Estimation — estimation • dineR

This function performs alternating direction method of multipliers optimization for a variety of loss functions to estimate the differential network given two samples of multivariate normal data.

Usage

estimation(
  X,
  Y,
  lambdas = NULL,
  lambda_min_ratio = 0.3,
  nlambda = 10,
  a = NULL,
  loss = "lasso",
  tuning = "none",
  perturb = FALSE,
  stop_tol = 1e-05,
  max_iter = 500,
  correlation = FALSE,
  Delta_init = NULL,
  rho = NULL,
  gamma = NULL,
  cores = 1,
  verbose = FALSE
)

Arguments

X: The first multivariate normal sample.
Y: The second multivariate normal sample.
lambdas: Optional parameter - A list of the regularization values to be used within the loss functions.
lambda_min_ratio: Optional parameter - Defines the smallest regularization values as this proportion of the largest regularization value. Defaults to 0.3.
nlambda: Optional parameter - The number of regularization values considered. Defaults to 10.
a: Optional parameter - The thresholding parameter used in SCAD and MCP loss functions. Defaults to 3.7 with SCAD, and 3 with MCP respectively.

**TASKS TO PERFORM:**
a – Answer these questions using the dineR estimation page.
(i) What value does max_iter take in the usage shown?
(ii) What is the default for lambda_min_ratio?
(iii) What default value does the thresholding parameter a have with MCP?
b – From the dineR estimation page, repeat the part that opens with the words containing "X: The first" and closes with "Defaults to 0.3.". Leave every character unchanged.

**DATA PROVIDED:**

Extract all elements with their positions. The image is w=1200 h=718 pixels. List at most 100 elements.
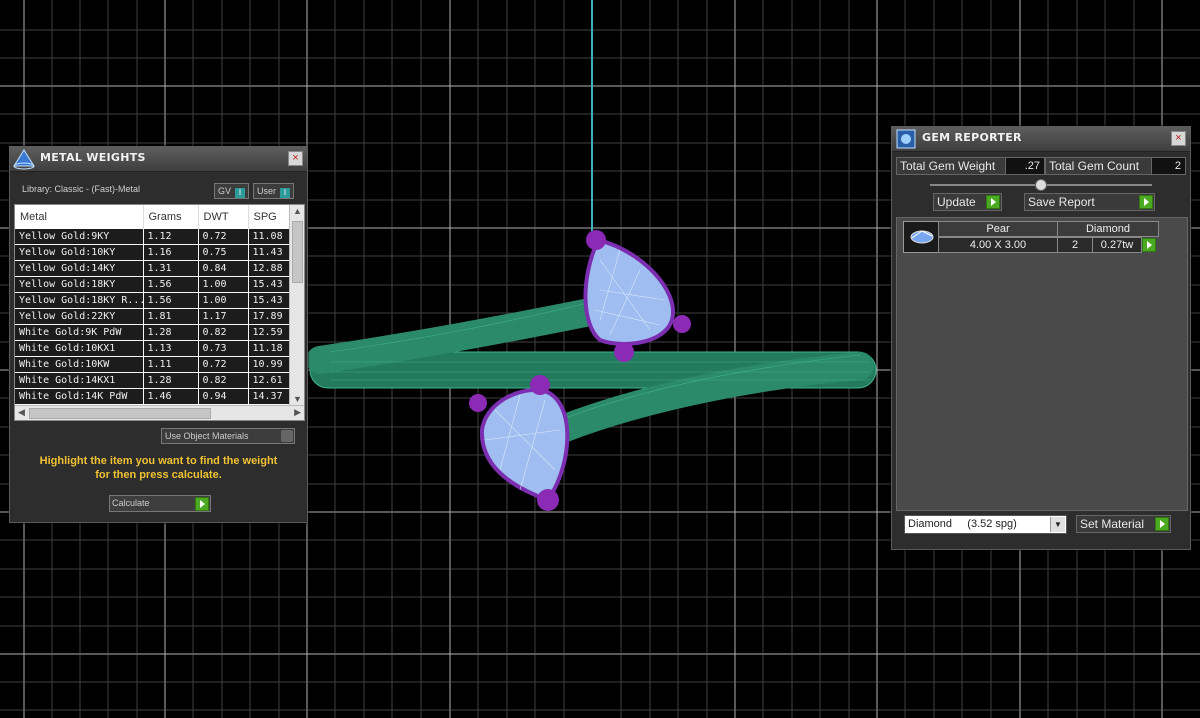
gv-toggle-indicator: I xyxy=(235,188,246,198)
horizontal-scroll-thumb[interactable] xyxy=(29,408,211,419)
gv-toggle[interactable]: GV I xyxy=(214,183,250,199)
material-select[interactable]: Diamond (3.52 spg) ▼ xyxy=(904,515,1067,534)
cell-grams: 1.12 xyxy=(143,229,199,245)
close-icon[interactable]: × xyxy=(288,151,303,166)
calculate-button[interactable]: Calculate xyxy=(109,495,211,512)
go-arrow-icon[interactable] xyxy=(1142,238,1156,252)
scroll-up-icon[interactable]: ▲ xyxy=(293,206,302,216)
horizontal-scrollbar[interactable]: ◀ ▶ xyxy=(15,405,304,420)
cell-dwt: 0.94 xyxy=(198,388,249,405)
cell-spg: 11.43 xyxy=(248,244,290,261)
cell-metal: White Gold:10KX1 xyxy=(15,340,144,357)
cell-metal: White Gold:10KW xyxy=(15,356,144,373)
scroll-left-icon[interactable]: ◀ xyxy=(18,407,25,418)
table-row[interactable]: Yellow Gold:14KY 1.31 0.84 12.88 xyxy=(15,260,290,277)
scroll-right-icon[interactable]: ▶ xyxy=(294,407,301,418)
cell-dwt: 0.84 xyxy=(198,260,249,277)
cell-dwt: 1.00 xyxy=(198,292,249,309)
set-material-button[interactable]: Set Material xyxy=(1076,515,1171,533)
cell-grams: 1.56 xyxy=(143,292,199,309)
col-grams[interactable]: Grams xyxy=(143,205,199,229)
cell-dwt: 0.72 xyxy=(198,229,249,245)
instruction-line-1: Highlight the item you want to find the … xyxy=(39,455,278,467)
cell-metal: Yellow Gold:18KY xyxy=(15,276,144,293)
instruction-line-2: for then press calculate. xyxy=(95,469,222,481)
cell-grams: 1.81 xyxy=(143,308,199,325)
gem-weight: 0.27tw xyxy=(1092,237,1142,253)
col-dwt[interactable]: DWT xyxy=(198,205,249,229)
table-row[interactable]: White Gold:10KX1 1.13 0.73 11.18 xyxy=(15,340,290,357)
use-object-materials-label: Use Object Materials xyxy=(165,431,249,441)
user-toggle[interactable]: User I xyxy=(253,183,295,199)
cell-metal: Yellow Gold:9KY xyxy=(15,229,144,245)
vertical-scrollbar[interactable]: ▲ ▼ xyxy=(289,205,304,405)
pear-gem-icon[interactable] xyxy=(903,221,939,253)
user-toggle-indicator: I xyxy=(280,188,291,198)
table-row[interactable]: Yellow Gold:18KY R... 1.56 1.00 15.43 xyxy=(15,292,290,309)
total-gem-count-label: Total Gem Count xyxy=(1045,157,1153,175)
cell-dwt: 0.73 xyxy=(198,340,249,357)
metal-table[interactable]: Metal Grams DWT SPG Yellow Gold:9KY 1.12 0… xyxy=(14,204,305,421)
slider-knob[interactable] xyxy=(1035,179,1047,191)
save-report-button[interactable]: Save Report xyxy=(1024,193,1155,211)
cell-spg: 14.37 xyxy=(248,388,290,405)
go-arrow-icon xyxy=(986,195,1000,209)
cell-spg: 12.61 xyxy=(248,372,290,389)
table-row[interactable]: Yellow Gold:22KY 1.81 1.17 17.89 xyxy=(15,308,290,325)
gem-material: Diamond xyxy=(1057,221,1159,237)
table-row[interactable]: White Gold:10KW 1.11 0.72 10.99 xyxy=(15,356,290,373)
col-metal[interactable]: Metal xyxy=(15,205,144,229)
table-row[interactable]: Yellow Gold:10KY 1.16 0.75 11.43 xyxy=(15,244,290,261)
cell-dwt: 0.72 xyxy=(198,356,249,373)
cell-spg: 12.59 xyxy=(248,324,290,341)
table-row[interactable]: White Gold:14K PdW 1.46 0.94 14.37 xyxy=(15,388,290,405)
close-icon[interactable]: × xyxy=(1171,131,1186,146)
total-gem-weight-label: Total Gem Weight xyxy=(896,157,1006,175)
gem-reporter-icon xyxy=(896,129,916,149)
cell-grams: 1.56 xyxy=(143,276,199,293)
table-row[interactable]: White Gold:9K PdW 1.28 0.82 12.59 xyxy=(15,324,290,341)
calculate-label: Calculate xyxy=(112,498,150,508)
table-row[interactable]: White Gold:14KX1 1.28 0.82 12.61 xyxy=(15,372,290,389)
gem-list[interactable]: Pear Diamond 4.00 X 3.00 2 0.27tw xyxy=(896,217,1188,511)
pear-gem-bottom xyxy=(469,375,570,511)
cell-spg: 15.43 xyxy=(248,292,290,309)
cell-grams: 1.11 xyxy=(143,356,199,373)
total-gem-weight-value: .27 xyxy=(1005,157,1045,175)
table-row[interactable]: Yellow Gold:9KY 1.12 0.72 11.08 xyxy=(15,229,290,245)
cell-metal: White Gold:9K PdW xyxy=(15,324,144,341)
go-arrow-icon xyxy=(1139,195,1153,209)
table-row[interactable]: Yellow Gold:18KY 1.56 1.00 15.43 xyxy=(15,276,290,293)
cell-grams: 1.28 xyxy=(143,324,199,341)
cell-grams: 1.13 xyxy=(143,340,199,357)
cell-metal: White Gold:14KX1 xyxy=(15,372,144,389)
cell-spg: 11.18 xyxy=(248,340,290,357)
cell-grams: 1.46 xyxy=(143,388,199,405)
material-select-value: Diamond (3.52 spg) xyxy=(908,518,1017,530)
cell-dwt: 0.75 xyxy=(198,244,249,261)
cell-dwt: 0.82 xyxy=(198,324,249,341)
cell-spg: 10.99 xyxy=(248,356,290,373)
metal-weights-panel: METAL WEIGHTS × Library: Classic - (Fast… xyxy=(9,146,308,523)
use-object-materials-toggle[interactable]: Use Object Materials xyxy=(161,428,295,444)
metal-weights-titlebar[interactable]: METAL WEIGHTS × xyxy=(10,147,307,172)
set-material-label: Set Material xyxy=(1080,517,1145,531)
go-arrow-icon xyxy=(1155,517,1169,531)
go-arrow-icon xyxy=(195,497,209,511)
scroll-down-icon[interactable]: ▼ xyxy=(293,394,302,404)
update-button[interactable]: Update xyxy=(933,193,1002,211)
gem-reporter-titlebar[interactable]: GEM REPORTER × xyxy=(892,127,1190,152)
cell-spg: 17.89 xyxy=(248,308,290,325)
cell-metal: Yellow Gold:22KY xyxy=(15,308,144,325)
cell-spg: 11.08 xyxy=(248,229,290,245)
dropdown-icon[interactable]: ▼ xyxy=(1050,517,1065,532)
metal-weights-title: METAL WEIGHTS xyxy=(40,151,146,164)
cell-spg: 12.88 xyxy=(248,260,290,277)
vertical-scroll-thumb[interactable] xyxy=(292,221,303,283)
gem-size: 4.00 X 3.00 xyxy=(938,237,1058,253)
toggle-knob-icon xyxy=(281,430,293,442)
cell-grams: 1.28 xyxy=(143,372,199,389)
col-spg[interactable]: SPG xyxy=(248,205,290,229)
total-gem-count-value: 2 xyxy=(1151,157,1186,175)
metal-weights-icon xyxy=(13,149,35,170)
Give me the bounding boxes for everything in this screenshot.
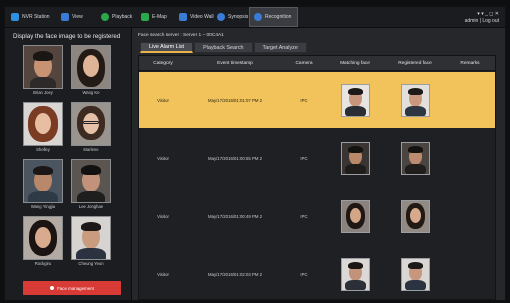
cell-remarks xyxy=(445,72,495,128)
recognition-icon xyxy=(254,13,262,21)
table-header: Category Event timestamp Camera Matching… xyxy=(139,56,495,71)
face-name: Cheung Yeun xyxy=(78,261,104,266)
synopsis-icon xyxy=(217,13,225,21)
tab-bar: Live Alarm List Playback Search Target A… xyxy=(140,42,308,53)
menu-playback-label: Playback xyxy=(112,14,133,20)
video-wall-icon xyxy=(179,13,187,21)
cell-timestamp: May/17/2016/01:00:55 PM 2 xyxy=(208,155,262,161)
menu-video-wall-label: Video Wall xyxy=(190,14,214,20)
emap-icon xyxy=(141,13,149,21)
face-name: Lee Jonghae xyxy=(78,204,104,209)
view-icon xyxy=(61,13,69,21)
app-logo: NVR Station xyxy=(11,7,50,27)
menu-recognition-label: Recognition xyxy=(265,14,292,20)
face-card[interactable]: Marlene xyxy=(71,102,111,152)
tab-playback-search[interactable]: Playback Search xyxy=(194,42,253,53)
face-photo xyxy=(23,45,63,89)
playback-icon xyxy=(101,13,109,21)
table-row[interactable]: Visitor May/17/2016/01:02:03 PM 2 IPC xyxy=(139,246,495,302)
face-management-button[interactable]: Face management xyxy=(23,281,121,295)
app-title: NVR Station xyxy=(22,14,50,20)
face-card[interactable]: Lee Jonghae xyxy=(71,159,111,209)
menu-synopsis[interactable]: Synopsis xyxy=(217,7,248,27)
menu-emap[interactable]: E-Map xyxy=(141,7,167,27)
registered-face-thumbnail[interactable] xyxy=(401,142,430,175)
col-event-timestamp[interactable]: Event timestamp xyxy=(187,56,283,70)
face-name: Wang Yingjia xyxy=(30,204,56,209)
tab-live-alarm-list[interactable]: Live Alarm List xyxy=(140,42,194,53)
menu-video-wall[interactable]: Video Wall xyxy=(179,7,214,27)
table-row[interactable]: Visitor May/17/2016/01:00:55 PM 2 IPC xyxy=(139,130,495,186)
face-photo xyxy=(23,159,63,203)
matching-face-thumbnail[interactable] xyxy=(341,142,370,175)
col-camera[interactable]: Camera xyxy=(283,56,325,70)
face-management-button-label: Face management xyxy=(57,285,94,291)
menu-playback[interactable]: Playback xyxy=(101,7,132,27)
face-name: Marlene xyxy=(83,147,99,152)
matching-face-thumbnail[interactable] xyxy=(341,200,370,233)
face-card[interactable]: Brian Joey xyxy=(23,45,63,95)
cell-remarks xyxy=(445,246,495,302)
cell-camera: IPC xyxy=(300,271,308,277)
col-category[interactable]: Category xyxy=(139,56,187,70)
face-card[interactable]: Wang Ke xyxy=(71,45,111,95)
user-icon xyxy=(50,286,55,290)
menu-synopsis-label: Synopsis xyxy=(228,14,249,20)
registered-face-thumbnail[interactable] xyxy=(401,84,430,117)
cell-camera: IPC xyxy=(300,213,308,219)
registered-face-thumbnail[interactable] xyxy=(401,258,430,291)
top-menu-bar: NVR Station View Playback E-Map Video Wa… xyxy=(5,7,505,28)
face-photo xyxy=(71,102,111,146)
alarm-panel: Face search server : Server 1 – 00C4A1 L… xyxy=(132,28,505,300)
face-card[interactable]: Rockgiru xyxy=(23,216,63,266)
cell-timestamp: May/17/2016/01:02:03 PM 2 xyxy=(208,271,262,277)
face-photo xyxy=(23,102,63,146)
logout-link[interactable]: Log out xyxy=(482,18,499,24)
cell-category: Visitor xyxy=(157,155,169,161)
face-name: Brian Joey xyxy=(33,90,53,95)
face-photo xyxy=(71,216,111,260)
cell-timestamp: May/17/2016/01:01:07 PM 2 xyxy=(208,97,262,103)
face-photo xyxy=(71,159,111,203)
face-register-panel: Display the face image to be registered … xyxy=(5,28,132,300)
col-matching-face[interactable]: Matching face xyxy=(325,56,385,70)
cell-category: Visitor xyxy=(157,271,169,277)
menu-recognition[interactable]: Recognition xyxy=(249,7,299,27)
matching-face-thumbnail[interactable] xyxy=(341,258,370,291)
face-photo xyxy=(71,45,111,89)
window-control-buttons[interactable]: ▾ ▾ _ ◻ ✕ xyxy=(465,11,499,18)
cell-remarks xyxy=(445,130,495,186)
col-registered-face[interactable]: Registered face xyxy=(385,56,445,70)
col-remarks[interactable]: Remarks xyxy=(445,56,495,70)
menu-emap-label: E-Map xyxy=(152,14,167,20)
alarm-table: Category Event timestamp Camera Matching… xyxy=(138,55,496,300)
panel-title: Display the face image to be registered xyxy=(13,33,121,40)
face-photo xyxy=(23,216,63,260)
user-name: admin xyxy=(464,18,479,24)
face-card[interactable]: Shelley xyxy=(23,102,63,152)
cell-camera: IPC xyxy=(300,97,308,103)
table-row[interactable]: Visitor May/17/2016/01:01:07 PM 2 IPC xyxy=(139,72,495,128)
face-name: Wang Ke xyxy=(82,90,100,95)
registered-face-thumbnail[interactable] xyxy=(401,200,430,233)
cell-category: Visitor xyxy=(157,97,169,103)
window-controls: ▾ ▾ _ ◻ ✕ admin | Log out xyxy=(464,11,499,24)
tab-target-analyze[interactable]: Target Analyze xyxy=(253,42,307,53)
server-info: Face search server : Server 1 – 00C4A1 xyxy=(138,33,224,38)
app-window: NVR Station View Playback E-Map Video Wa… xyxy=(4,6,506,301)
face-name: Rockgiru xyxy=(34,261,52,266)
face-card[interactable]: Cheung Yeun xyxy=(71,216,111,266)
menu-view-label: View xyxy=(72,14,83,20)
cell-timestamp: May/17/2016/01:00:49 PM 2 xyxy=(208,213,262,219)
nvr-logo-icon xyxy=(11,13,19,21)
cell-category: Visitor xyxy=(157,213,169,219)
table-row[interactable]: Visitor May/17/2016/01:00:49 PM 2 IPC xyxy=(139,188,495,244)
menu-view[interactable]: View xyxy=(61,7,83,27)
cell-remarks xyxy=(445,188,495,244)
face-name: Shelley xyxy=(36,147,50,152)
face-card[interactable]: Wang Yingjia xyxy=(23,159,63,209)
matching-face-thumbnail[interactable] xyxy=(341,84,370,117)
cell-camera: IPC xyxy=(300,155,308,161)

**RESPONSES:**
a –
(i) 500
(ii) 0.3
(iii) 3

b –
X: The first multivariate normal sample.
Y: The second multivariate normal sample.
lambdas: Optional parameter - A list of the regularization values to be used within the loss functions.
lambda_min_ratio: Optional parameter - Defines the smallest regularization values as this proportion of the largest regularization value. Defaults to 0.3.